Instructions to follow: Below are some records; give them all again exactly, but not the pictures.

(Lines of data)
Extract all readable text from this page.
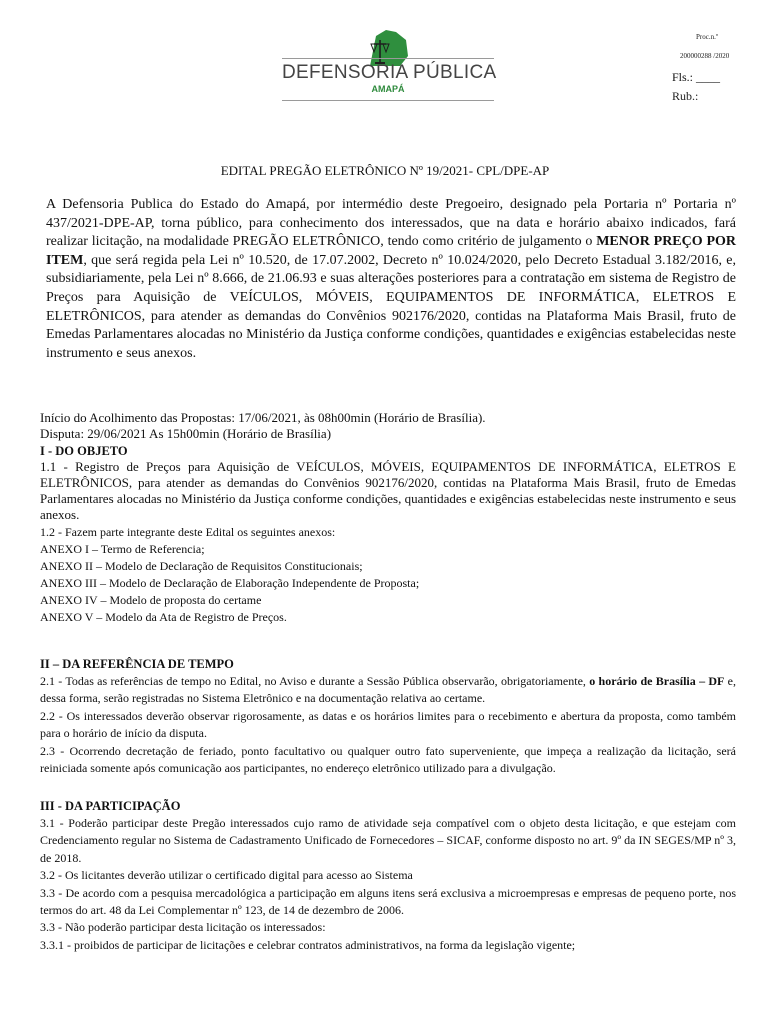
DEFENSORIA PÚBLICA
AMAPÁ
Proc.n.º
200000288 /2020
Fls.: ____
Rub.:
EDITAL PREGÃO ELETRÔNICO Nº 19/2021- CPL/DPE-AP
A Defensoria Publica do Estado do Amapá, por intermédio deste Pregoeiro, designado pela Portaria nº Portaria nº 437/2021-DPE-AP, torna público, para conhecimento dos interessados, que na data e horário abaixo indicados, fará realizar licitação, na modalidade PREGÃO ELETRÔNICO, tendo como critério de julgamento o MENOR PREÇO POR ITEM, que será regida pela Lei nº 10.520, de 17.07.2002, Decreto nº 10.024/2020, pelo Decreto Estadual 3.182/2016, e, subsidiariamente, pela Lei nº 8.666, de 21.06.93 e suas alterações posteriores para a contratação em sistema de Registro de Preços para Aquisição de VEÍCULOS, MÓVEIS, EQUIPAMENTOS DE INFORMÁTICA, ELETROS E ELETRÔNICOS, para atender as demandas do Convênios 902176/2020, contidas na Plataforma Mais Brasil, fruto de Emedas Parlamentares alocadas no Ministério da Justiça conforme condições, quantidades e exigências estabelecidas neste instrumento e seus anexos.

Início do Acolhimento das Propostas: 17/06/2021, às 08h00min (Horário de Brasília).

Disputa: 29/06/2021 As 15h00min (Horário de Brasília)

I - DO OBJETO

1.1 - Registro de Preços para Aquisição de VEÍCULOS, MÓVEIS, EQUIPAMENTOS DE INFORMÁTICA, ELETROS E ELETRÔNICOS, para atender as demandas do Convênios 902176/2020, contidas na Plataforma Mais Brasil, fruto de Emedas Parlamentares alocadas no Ministério da Justiça conforme condições, quantidades e exigências estabelecidas neste instrumento e seus anexos.

1.2 - Fazem parte integrante deste Edital os seguintes anexos:

ANEXO I – Termo de Referencia;

ANEXO II – Modelo de Declaração de Requisitos Constitucionais;

ANEXO III – Modelo de Declaração de Elaboração Independente de Proposta;

ANEXO IV – Modelo de proposta do certame

ANEXO V – Modelo da Ata de Registro de Preços.

II – DA REFERÊNCIA DE TEMPO

2.1 - Todas as referências de tempo no Edital, no Aviso e durante a Sessão Pública observarão, obrigatoriamente, o horário de Brasília – DF e, dessa forma, serão registradas no Sistema Eletrônico e na documentação relativa ao certame.

2.2 - Os interessados deverão observar rigorosamente, as datas e os horários limites para o recebimento e abertura da proposta, como também para o horário de início da disputa.

2.3 - Ocorrendo decretação de feriado, ponto facultativo ou qualquer outro fato superveniente, que impeça a realização da licitação, será reiniciada somente após comunicação aos participantes, no endereço eletrônico utilizado para a divulgação.

III - DA PARTICIPAÇÃO

3.1 - Poderão participar deste Pregão interessados cujo ramo de atividade seja compatível com o objeto desta licitação, e que estejam com Credenciamento regular no Sistema de Cadastramento Unificado de Fornecedores – SICAF, conforme disposto no art. 9º da IN SEGES/MP nº 3, de 2018.

3.2 - Os licitantes deverão utilizar o certificado digital para acesso ao Sistema

3.3 - De acordo com a pesquisa mercadológica a participação em alguns itens será exclusiva a microempresas e empresas de pequeno porte, nos termos do art. 48 da Lei Complementar nº 123, de 14 de dezembro de 2006.

3.3 - Não poderão participar desta licitação os interessados:

3.3.1 - proibidos de participar de licitações e celebrar contratos administrativos, na forma da legislação vigente;
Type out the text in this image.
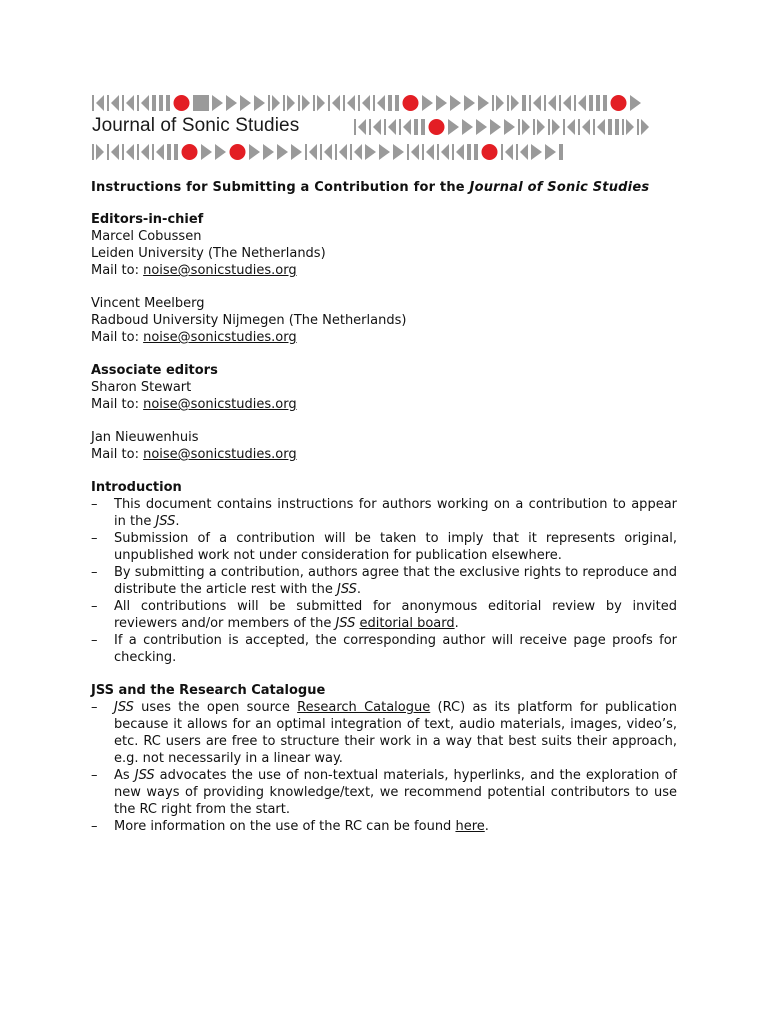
Journal of Sonic Studies

Instructions for Submitting a Contribution for the Journal of Sonic Studies

Editors-in-chief

Marcel Cobussen

Leiden University (The Netherlands)

Mail to: noise@sonicstudies.org

Vincent Meelberg

Radboud University Nijmegen (The Netherlands)

Mail to: noise@sonicstudies.org

Associate editors

Sharon Stewart

Mail to: noise@sonicstudies.org

Jan Nieuwenhuis

Mail to: noise@sonicstudies.org

Introduction
– This document contains instructions for authors working on a contribution to appear in the JSS.
– Submission of a contribution will be taken to imply that it represents original, unpublished work not under consideration for publication elsewhere.
– By submitting a contribution, authors agree that the exclusive rights to reproduce and distribute the article rest with the JSS.
– All contributions will be submitted for anonymous editorial review by invited reviewers and/or members of the JSS editorial board.
– If a contribution is accepted, the corresponding author will receive page proofs for checking.
JSS and the Research Catalogue
– JSS uses the open source Research Catalogue (RC) as its platform for publication because it allows for an optimal integration of text, audio materials, images, video’s, etc. RC users are free to structure their work in a way that best suits their approach, e.g. not necessarily in a linear way.
– As JSS advocates the use of non-textual materials, hyperlinks, and the exploration of new ways of providing knowledge/text, we recommend potential contributors to use the RC right from the start.
– More information on the use of the RC can be found here.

Result of the exercise:
Extract all readable text from this page.
DEFENSORIA PÚBLICA
AMAPÁ
Proc.n.º
200000288 /2020
Fls.: ____
Rub.:
EDITAL PREGÃO ELETRÔNICO Nº 19/2021- CPL/DPE-AP
A Defensoria Publica do Estado do Amapá, por intermédio deste Pregoeiro, designado pela Portaria nº Portaria nº 437/2021-DPE-AP, torna público, para conhecimento dos interessados, que na data e horário abaixo indicados, fará realizar licitação, na modalidade PREGÃO ELETRÔNICO, tendo como critério de julgamento o MENOR PREÇO POR ITEM, que será regida pela Lei nº 10.520, de 17.07.2002, Decreto nº 10.024/2020, pelo Decreto Estadual 3.182/2016, e, subsidiariamente, pela Lei nº 8.666, de 21.06.93 e suas alterações posteriores para a contratação em sistema de Registro de Preços para Aquisição de VEÍCULOS, MÓVEIS, EQUIPAMENTOS DE INFORMÁTICA, ELETROS E ELETRÔNICOS, para atender as demandas do Convênios 902176/2020, contidas na Plataforma Mais Brasil, fruto de Emedas Parlamentares alocadas no Ministério da Justiça conforme condições, quantidades e exigências estabelecidas neste instrumento e seus anexos.

Início do Acolhimento das Propostas: 17/06/2021, às 08h00min (Horário de Brasília).

Disputa: 29/06/2021 As 15h00min (Horário de Brasília)

I - DO OBJETO

1.1 - Registro de Preços para Aquisição de VEÍCULOS, MÓVEIS, EQUIPAMENTOS DE INFORMÁTICA, ELETROS E ELETRÔNICOS, para atender as demandas do Convênios 902176/2020, contidas na Plataforma Mais Brasil, fruto de Emedas Parlamentares alocadas no Ministério da Justiça conforme condições, quantidades e exigências estabelecidas neste instrumento e seus anexos.

1.2 - Fazem parte integrante deste Edital os seguintes anexos:

ANEXO I – Termo de Referencia;

ANEXO II – Modelo de Declaração de Requisitos Constitucionais;

ANEXO III – Modelo de Declaração de Elaboração Independente de Proposta;

ANEXO IV – Modelo de proposta do certame

ANEXO V – Modelo da Ata de Registro de Preços.

II – DA REFERÊNCIA DE TEMPO

2.1 - Todas as referências de tempo no Edital, no Aviso e durante a Sessão Pública observarão, obrigatoriamente, o horário de Brasília – DF e, dessa forma, serão registradas no Sistema Eletrônico e na documentação relativa ao certame.

2.2 - Os interessados deverão observar rigorosamente, as datas e os horários limites para o recebimento e abertura da proposta, como também para o horário de início da disputa.

2.3 - Ocorrendo decretação de feriado, ponto facultativo ou qualquer outro fato superveniente, que impeça a realização da licitação, será reiniciada somente após comunicação aos participantes, no endereço eletrônico utilizado para a divulgação.

III - DA PARTICIPAÇÃO

3.1 - Poderão participar deste Pregão interessados cujo ramo de atividade seja compatível com o objeto desta licitação, e que estejam com Credenciamento regular no Sistema de Cadastramento Unificado de Fornecedores – SICAF, conforme disposto no art. 9º da IN SEGES/MP nº 3, de 2018.

3.2 - Os licitantes deverão utilizar o certificado digital para acesso ao Sistema

3.3 - De acordo com a pesquisa mercadológica a participação em alguns itens será exclusiva a microempresas e empresas de pequeno porte, nos termos do art. 48 da Lei Complementar nº 123, de 14 de dezembro de 2006.

3.3 - Não poderão participar desta licitação os interessados:

3.3.1 - proibidos de participar de licitações e celebrar contratos administrativos, na forma da legislação vigente;
Type out the text in this image.
Journal of Sonic Studies

Instructions for Submitting a Contribution for the Journal of Sonic Studies

Editors-in-chief

Marcel Cobussen

Leiden University (The Netherlands)

Mail to: noise@sonicstudies.org

Vincent Meelberg

Radboud University Nijmegen (The Netherlands)

Mail to: noise@sonicstudies.org

Associate editors

Sharon Stewart

Mail to: noise@sonicstudies.org

Jan Nieuwenhuis

Mail to: noise@sonicstudies.org

Introduction
– This document contains instructions for authors working on a contribution to appear in the JSS.
– Submission of a contribution will be taken to imply that it represents original, unpublished work not under consideration for publication elsewhere.
– By submitting a contribution, authors agree that the exclusive rights to reproduce and distribute the article rest with the JSS.
– All contributions will be submitted for anonymous editorial review by invited reviewers and/or members of the JSS editorial board.
– If a contribution is accepted, the corresponding author will receive page proofs for checking.
JSS and the Research Catalogue
– JSS uses the open source Research Catalogue (RC) as its platform for publication because it allows for an optimal integration of text, audio materials, images, video’s, etc. RC users are free to structure their work in a way that best suits their approach, e.g. not necessarily in a linear way.
– As JSS advocates the use of non-textual materials, hyperlinks, and the exploration of new ways of providing knowledge/text, we recommend potential contributors to use the RC right from the start.
– More information on the use of the RC can be found here.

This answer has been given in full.